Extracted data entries
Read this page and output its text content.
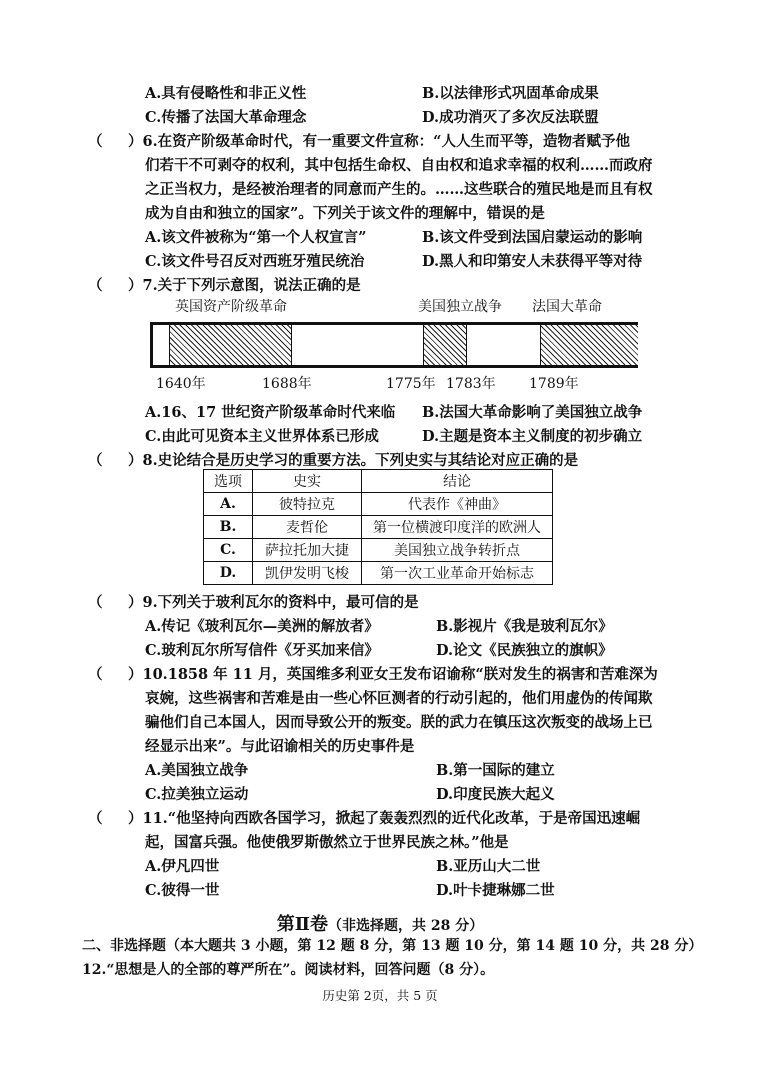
A.具有侵略性和非正义性	B.以法律形式巩固革命成果
C.传播了法国大革命理念	D.成功消灭了多次反法联盟
（ ）6.在资产阶级革命时代，有一重要文件宣称：“人人生而平等，造物者赋予他
们若干不可剥夺的权利，其中包括生命权、自由权和追求幸福的权利……而政府
之正当权力，是经被治理者的同意而产生的。……这些联合的殖民地是而且有权
成为自由和独立的国家”。下列关于该文件的理解中，错误的是
A.该文件被称为“第一个人权宣言”	B.该文件受到法国启蒙运动的影响
C.该文件号召反对西班牙殖民统治	D.黑人和印第安人未获得平等对待
（ ）7.关于下列示意图，说法正确的是
英国资产阶级革命	美国独立战争 法国大革命
1640年	1688年	1775年 1783年 1789年
A.16、17 世纪资产阶级革命时代来临 B.法国大革命影响了美国独立战争
C.由此可见资本主义世界体系已形成	D.主题是资本主义制度的初步确立
（ ）8.史论结合是历史学习的重要方法。下列史实与其结论对应正确的是
选项	史实	结论
A.	彼特拉克	代表作《神曲》
B.	麦哲伦	第一位横渡印度洋的欧洲人
C.	萨拉托加大捷	美国独立战争转折点
D.	凯伊发明飞梭	第一次工业革命开始标志
（ ）9.下列关于玻利瓦尔的资料中，最可信的是
A.传记《玻利瓦尔—美洲的解放者》	B.影视片《我是玻利瓦尔》
C.玻利瓦尔所写信件《牙买加来信》	D.论文《民族独立的旗帜》
（ ）10.1858 年 11 月，英国维多利亚女王发布诏谕称“朕对发生的祸害和苦难深为
哀婉，这些祸害和苦难是由一些心怀叵测者的行动引起的，他们用虚伪的传闻欺
骗他们自己本国人，因而导致公开的叛变。朕的武力在镇压这次叛变的战场上已
经显示出来”。与此诏谕相关的历史事件是
A.美国独立战争	B.第一国际的建立
C.拉美独立运动	D.印度民族大起义
（ ）11.“他坚持向西欧各国学习，掀起了轰轰烈烈的近代化改革，于是帝国迅速崛
起，国富兵强。他使俄罗斯傲然立于世界民族之林。”他是
A.伊凡四世	B.亚历山大二世
C.彼得一世	D.叶卡捷琳娜二世
第Ⅱ卷（非选择题，共 28 分）
二、非选择题（本大题共 3 小题，第 12 题 8 分，第 13 题 10 分，第 14 题 10 分，共 28 分）
12.“思想是人的全部的尊严所在”。阅读材料，回答问题（8 分）。
历史第 2页，共 5 页
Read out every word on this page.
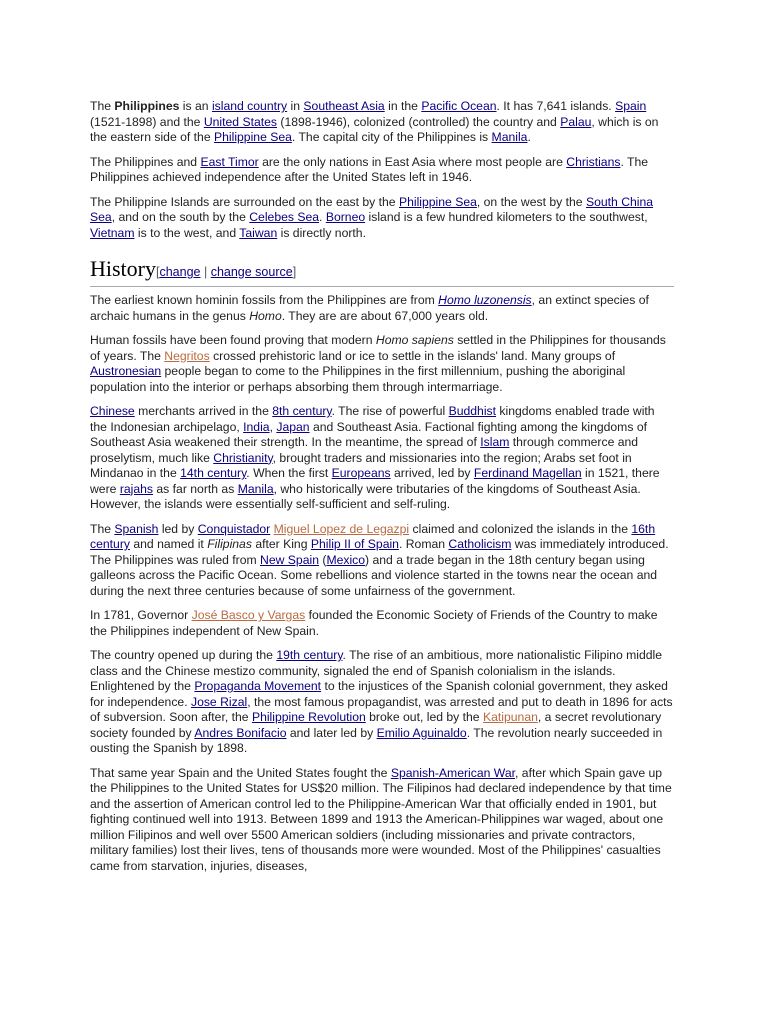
The Philippines is an island country in Southeast Asia in the Pacific Ocean. It has 7,641 islands. Spain (1521-1898) and the United States (1898-1946), colonized (controlled) the country and Palau, which is on the eastern side of the Philippine Sea. The capital city of the Philippines is Manila.

The Philippines and East Timor are the only nations in East Asia where most people are Christians. The Philippines achieved independence after the United States left in 1946.

The Philippine Islands are surrounded on the east by the Philippine Sea, on the west by the South China Sea, and on the south by the Celebes Sea. Borneo island is a few hundred kilometers to the southwest, Vietnam is to the west, and Taiwan is directly north.

History[change | change source]

The earliest known hominin fossils from the Philippines are from Homo luzonensis, an extinct species of archaic humans in the genus Homo. They are are about 67,000 years old.

Human fossils have been found proving that modern Homo sapiens settled in the Philippines for thousands of years. The Negritos crossed prehistoric land or ice to settle in the islands' land. Many groups of Austronesian people began to come to the Philippines in the first millennium, pushing the aboriginal population into the interior or perhaps absorbing them through intermarriage.

Chinese merchants arrived in the 8th century. The rise of powerful Buddhist kingdoms enabled trade with the Indonesian archipelago, India, Japan and Southeast Asia. Factional fighting among the kingdoms of Southeast Asia weakened their strength. In the meantime, the spread of Islam through commerce and proselytism, much like Christianity, brought traders and missionaries into the region; Arabs set foot in Mindanao in the 14th century. When the first Europeans arrived, led by Ferdinand Magellan in 1521, there were rajahs as far north as Manila, who historically were tributaries of the kingdoms of Southeast Asia. However, the islands were essentially self-sufficient and self-ruling.

The Spanish led by Conquistador Miguel Lopez de Legazpi claimed and colonized the islands in the 16th century and named it Filipinas after King Philip II of Spain. Roman Catholicism was immediately introduced. The Philippines was ruled from New Spain (Mexico) and a trade began in the 18th century began using galleons across the Pacific Ocean. Some rebellions and violence started in the towns near the ocean and during the next three centuries because of some unfairness of the government.

In 1781, Governor José Basco y Vargas founded the Economic Society of Friends of the Country to make the Philippines independent of New Spain.

The country opened up during the 19th century. The rise of an ambitious, more nationalistic Filipino middle class and the Chinese mestizo community, signaled the end of Spanish colonialism in the islands. Enlightened by the Propaganda Movement to the injustices of the Spanish colonial government, they asked for independence. Jose Rizal, the most famous propagandist, was arrested and put to death in 1896 for acts of subversion. Soon after, the Philippine Revolution broke out, led by the Katipunan, a secret revolutionary society founded by Andres Bonifacio and later led by Emilio Aguinaldo. The revolution nearly succeeded in ousting the Spanish by 1898.

That same year Spain and the United States fought the Spanish-American War, after which Spain gave up the Philippines to the United States for US$20 million. The Filipinos had declared independence by that time and the assertion of American control led to the Philippine-American War that officially ended in 1901, but fighting continued well into 1913. Between 1899 and 1913 the American-Philippines war waged, about one million Filipinos and well over 5500 American soldiers (including missionaries and private contractors, military families) lost their lives, tens of thousands more were wounded. Most of the Philippines' casualties came from starvation, injuries, diseases,
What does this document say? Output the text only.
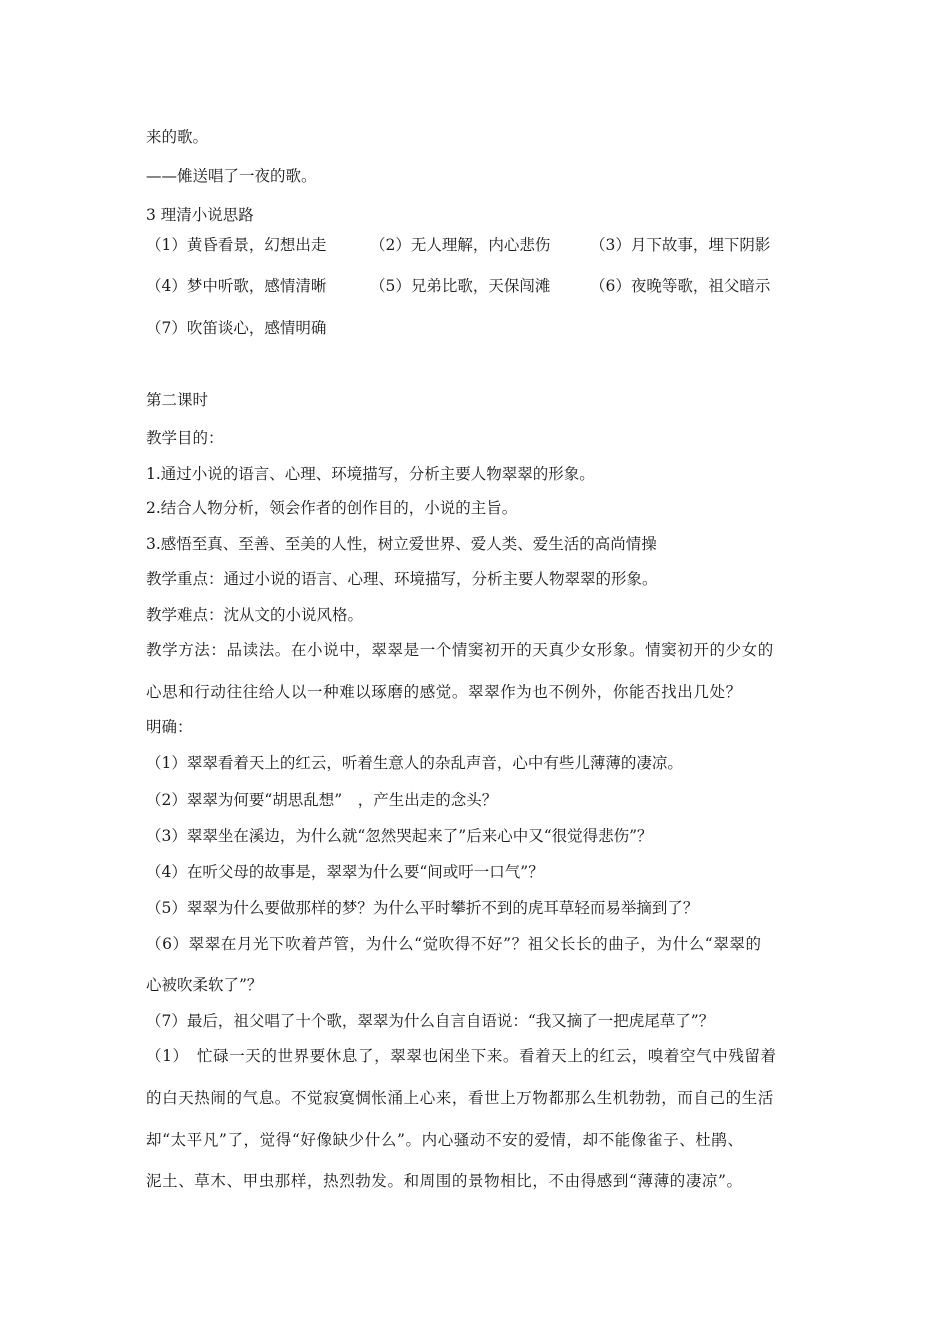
来的歌。
——傩送唱了一夜的歌。
3 理清小说思路
（1）黄昏看景，幻想出走	（2）无人理解，内心悲伤	（3）月下故事，埋下阴影
（4）梦中听歌，感情清晰	（5）兄弟比歌，天保闯滩	（6）夜晚等歌，祖父暗示
（7）吹笛谈心，感情明确
第二课时
教学目的：
1.通过小说的语言、心理、环境描写，分析主要人物翠翠的形象。
2.结合人物分析，领会作者的创作目的，小说的主旨。
3.感悟至真、至善、至美的人性，树立爱世界、爱人类、爱生活的高尚情操
教学重点：通过小说的语言、心理、环境描写，分析主要人物翠翠的形象。
教学难点：沈从文的小说风格。
教学方法：品读法。在小说中，翠翠是一个情窦初开的天真少女形象。情窦初开的少女的
心思和行动往往给人以一种难以琢磨的感觉。翠翠作为也不例外，你能否找出几处？
明确：
（1）翠翠看着天上的红云，听着生意人的杂乱声音，心中有些儿薄薄的凄凉。
（2）翠翠为何要“胡思乱想”　，产生出走的念头？
（3）翠翠坐在溪边，为什么就“忽然哭起来了”后来心中又“很觉得悲伤”？
（4）在听父母的故事是，翠翠为什么要“间或吁一口气”？
（5）翠翠为什么要做那样的梦？为什么平时攀折不到的虎耳草轻而易举摘到了？
（6）翠翠在月光下吹着芦管，为什么“觉吹得不好”？祖父长长的曲子，为什么“翠翠的
心被吹柔软了”？
（7）最后，祖父唱了十个歌，翠翠为什么自言自语说：“我又摘了一把虎尾草了”？
（1）　忙碌一天的世界要休息了，翠翠也闲坐下来。看着天上的红云，嗅着空气中残留着
的白天热闹的气息。不觉寂寞惆怅涌上心来，看世上万物都那么生机勃勃，而自己的生活
却“太平凡”了，觉得“好像缺少什么”。内心骚动不安的爱情，却不能像雀子、杜鹃、
泥土、草木、甲虫那样，热烈勃发。和周围的景物相比，不由得感到“薄薄的凄凉”。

■ Task requirements:
In your copy of the records, include no pictures; repeat everything else exactly.

■ Completed exercise:
Read this page and output its text content.
A.具有侵略性和非正义性	B.以法律形式巩固革命成果
C.传播了法国大革命理念	D.成功消灭了多次反法联盟
（ ）6.在资产阶级革命时代，有一重要文件宣称：“人人生而平等，造物者赋予他
们若干不可剥夺的权利，其中包括生命权、自由权和追求幸福的权利……而政府
之正当权力，是经被治理者的同意而产生的。……这些联合的殖民地是而且有权
成为自由和独立的国家”。下列关于该文件的理解中，错误的是
A.该文件被称为“第一个人权宣言”	B.该文件受到法国启蒙运动的影响
C.该文件号召反对西班牙殖民统治	D.黑人和印第安人未获得平等对待
（ ）7.关于下列示意图，说法正确的是
英国资产阶级革命	美国独立战争 法国大革命
1640年	1688年	1775年 1783年 1789年
A.16、17 世纪资产阶级革命时代来临 B.法国大革命影响了美国独立战争
C.由此可见资本主义世界体系已形成	D.主题是资本主义制度的初步确立
（ ）8.史论结合是历史学习的重要方法。下列史实与其结论对应正确的是
选项	史实	结论
A.	彼特拉克	代表作《神曲》
B.	麦哲伦	第一位横渡印度洋的欧洲人
C.	萨拉托加大捷	美国独立战争转折点
D.	凯伊发明飞梭	第一次工业革命开始标志
（ ）9.下列关于玻利瓦尔的资料中，最可信的是
A.传记《玻利瓦尔—美洲的解放者》	B.影视片《我是玻利瓦尔》
C.玻利瓦尔所写信件《牙买加来信》	D.论文《民族独立的旗帜》
（ ）10.1858 年 11 月，英国维多利亚女王发布诏谕称“朕对发生的祸害和苦难深为
哀婉，这些祸害和苦难是由一些心怀叵测者的行动引起的，他们用虚伪的传闻欺
骗他们自己本国人，因而导致公开的叛变。朕的武力在镇压这次叛变的战场上已
经显示出来”。与此诏谕相关的历史事件是
A.美国独立战争	B.第一国际的建立
C.拉美独立运动	D.印度民族大起义
（ ）11.“他坚持向西欧各国学习，掀起了轰轰烈烈的近代化改革，于是帝国迅速崛
起，国富兵强。他使俄罗斯傲然立于世界民族之林。”他是
A.伊凡四世	B.亚历山大二世
C.彼得一世	D.叶卡捷琳娜二世
第Ⅱ卷（非选择题，共 28 分）
二、非选择题（本大题共 3 小题，第 12 题 8 分，第 13 题 10 分，第 14 题 10 分，共 28 分）
12.“思想是人的全部的尊严所在”。阅读材料，回答问题（8 分）。
历史第 2页，共 5 页
Read out every word on this page.
The Philippines is an island country in Southeast Asia in the Pacific Ocean. It has 7,641 islands. Spain (1521-1898) and the United States (1898-1946), colonized (controlled) the country and Palau, which is on the eastern side of the Philippine Sea. The capital city of the Philippines is Manila.

The Philippines and East Timor are the only nations in East Asia where most people are Christians. The Philippines achieved independence after the United States left in 1946.

The Philippine Islands are surrounded on the east by the Philippine Sea, on the west by the South China Sea, and on the south by the Celebes Sea. Borneo island is a few hundred kilometers to the southwest, Vietnam is to the west, and Taiwan is directly north.

History[change | change source]

The earliest known hominin fossils from the Philippines are from Homo luzonensis, an extinct species of archaic humans in the genus Homo. They are are about 67,000 years old.

Human fossils have been found proving that modern Homo sapiens settled in the Philippines for thousands of years. The Negritos crossed prehistoric land or ice to settle in the islands' land. Many groups of Austronesian people began to come to the Philippines in the first millennium, pushing the aboriginal population into the interior or perhaps absorbing them through intermarriage.

Chinese merchants arrived in the 8th century. The rise of powerful Buddhist kingdoms enabled trade with the Indonesian archipelago, India, Japan and Southeast Asia. Factional fighting among the kingdoms of Southeast Asia weakened their strength. In the meantime, the spread of Islam through commerce and proselytism, much like Christianity, brought traders and missionaries into the region; Arabs set foot in Mindanao in the 14th century. When the first Europeans arrived, led by Ferdinand Magellan in 1521, there were rajahs as far north as Manila, who historically were tributaries of the kingdoms of Southeast Asia. However, the islands were essentially self-sufficient and self-ruling.

The Spanish led by Conquistador Miguel Lopez de Legazpi claimed and colonized the islands in the 16th century and named it Filipinas after King Philip II of Spain. Roman Catholicism was immediately introduced. The Philippines was ruled from New Spain (Mexico) and a trade began in the 18th century began using galleons across the Pacific Ocean. Some rebellions and violence started in the towns near the ocean and during the next three centuries because of some unfairness of the government.

In 1781, Governor José Basco y Vargas founded the Economic Society of Friends of the Country to make the Philippines independent of New Spain.

The country opened up during the 19th century. The rise of an ambitious, more nationalistic Filipino middle class and the Chinese mestizo community, signaled the end of Spanish colonialism in the islands. Enlightened by the Propaganda Movement to the injustices of the Spanish colonial government, they asked for independence. Jose Rizal, the most famous propagandist, was arrested and put to death in 1896 for acts of subversion. Soon after, the Philippine Revolution broke out, led by the Katipunan, a secret revolutionary society founded by Andres Bonifacio and later led by Emilio Aguinaldo. The revolution nearly succeeded in ousting the Spanish by 1898.

That same year Spain and the United States fought the Spanish-American War, after which Spain gave up the Philippines to the United States for US$20 million. The Filipinos had declared independence by that time and the assertion of American control led to the Philippine-American War that officially ended in 1901, but fighting continued well into 1913. Between 1899 and 1913 the American-Philippines war waged, about one million Filipinos and well over 5500 American soldiers (including missionaries and private contractors, military families) lost their lives, tens of thousands more were wounded. Most of the Philippines' casualties came from starvation, injuries, diseases,
What does this document say? Output the text only.
来的歌。
——傩送唱了一夜的歌。
3 理清小说思路
（1）黄昏看景，幻想出走	（2）无人理解，内心悲伤	（3）月下故事，埋下阴影
（4）梦中听歌，感情清晰	（5）兄弟比歌，天保闯滩	（6）夜晚等歌，祖父暗示
（7）吹笛谈心，感情明确
第二课时
教学目的：
1.通过小说的语言、心理、环境描写，分析主要人物翠翠的形象。
2.结合人物分析，领会作者的创作目的，小说的主旨。
3.感悟至真、至善、至美的人性，树立爱世界、爱人类、爱生活的高尚情操
教学重点：通过小说的语言、心理、环境描写，分析主要人物翠翠的形象。
教学难点：沈从文的小说风格。
教学方法：品读法。在小说中，翠翠是一个情窦初开的天真少女形象。情窦初开的少女的
心思和行动往往给人以一种难以琢磨的感觉。翠翠作为也不例外，你能否找出几处？
明确：
（1）翠翠看着天上的红云，听着生意人的杂乱声音，心中有些儿薄薄的凄凉。
（2）翠翠为何要“胡思乱想”　，产生出走的念头？
（3）翠翠坐在溪边，为什么就“忽然哭起来了”后来心中又“很觉得悲伤”？
（4）在听父母的故事是，翠翠为什么要“间或吁一口气”？
（5）翠翠为什么要做那样的梦？为什么平时攀折不到的虎耳草轻而易举摘到了？
（6）翠翠在月光下吹着芦管，为什么“觉吹得不好”？祖父长长的曲子，为什么“翠翠的
心被吹柔软了”？
（7）最后，祖父唱了十个歌，翠翠为什么自言自语说：“我又摘了一把虎尾草了”？
（1）　忙碌一天的世界要休息了，翠翠也闲坐下来。看着天上的红云，嗅着空气中残留着
的白天热闹的气息。不觉寂寞惆怅涌上心来，看世上万物都那么生机勃勃，而自己的生活
却“太平凡”了，觉得“好像缺少什么”。内心骚动不安的爱情，却不能像雀子、杜鹃、
泥土、草木、甲虫那样，热烈勃发。和周围的景物相比，不由得感到“薄薄的凄凉”。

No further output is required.